WHAT YOU NEED TO DO – Gather every line in the records below that contains the word "like".

DATA FOR THE TASK –
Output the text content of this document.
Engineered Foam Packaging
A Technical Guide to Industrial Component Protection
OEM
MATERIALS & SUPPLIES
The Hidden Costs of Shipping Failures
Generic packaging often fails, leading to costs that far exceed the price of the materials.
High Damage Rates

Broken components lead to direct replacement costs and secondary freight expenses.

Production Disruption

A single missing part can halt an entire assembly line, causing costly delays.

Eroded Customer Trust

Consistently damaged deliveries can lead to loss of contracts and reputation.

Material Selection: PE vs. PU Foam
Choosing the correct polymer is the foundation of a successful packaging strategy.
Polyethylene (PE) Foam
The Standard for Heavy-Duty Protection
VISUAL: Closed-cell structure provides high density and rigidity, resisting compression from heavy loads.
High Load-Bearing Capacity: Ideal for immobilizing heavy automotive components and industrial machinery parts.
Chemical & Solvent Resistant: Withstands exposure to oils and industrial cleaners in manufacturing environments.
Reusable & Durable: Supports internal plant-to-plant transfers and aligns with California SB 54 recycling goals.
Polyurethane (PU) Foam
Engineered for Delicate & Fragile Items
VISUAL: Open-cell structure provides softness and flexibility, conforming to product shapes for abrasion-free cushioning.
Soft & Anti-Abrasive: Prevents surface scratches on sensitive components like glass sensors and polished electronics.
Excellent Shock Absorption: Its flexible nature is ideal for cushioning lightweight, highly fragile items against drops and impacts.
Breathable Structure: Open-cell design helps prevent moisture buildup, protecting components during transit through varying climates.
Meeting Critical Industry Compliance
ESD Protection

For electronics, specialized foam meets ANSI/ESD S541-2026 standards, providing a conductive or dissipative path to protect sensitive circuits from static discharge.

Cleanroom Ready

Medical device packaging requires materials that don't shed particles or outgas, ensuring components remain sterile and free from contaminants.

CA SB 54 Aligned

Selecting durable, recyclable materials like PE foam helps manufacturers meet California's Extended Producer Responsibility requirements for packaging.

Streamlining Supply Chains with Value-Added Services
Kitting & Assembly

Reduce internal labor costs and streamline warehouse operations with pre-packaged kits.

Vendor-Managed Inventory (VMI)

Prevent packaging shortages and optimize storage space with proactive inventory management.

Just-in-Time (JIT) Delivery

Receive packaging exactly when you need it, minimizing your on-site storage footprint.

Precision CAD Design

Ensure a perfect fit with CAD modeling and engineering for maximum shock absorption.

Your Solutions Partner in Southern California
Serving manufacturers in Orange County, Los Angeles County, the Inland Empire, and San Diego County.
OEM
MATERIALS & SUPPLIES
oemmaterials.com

TASK OUTPUT –
Soft & Anti-Abrasive: Prevents surface scratches on sensitive components like glass sensors and polished electronics.
Selecting durable, recyclable materials like PE foam helps manufacturers meet California's Extended Producer Responsibility requirements for packaging.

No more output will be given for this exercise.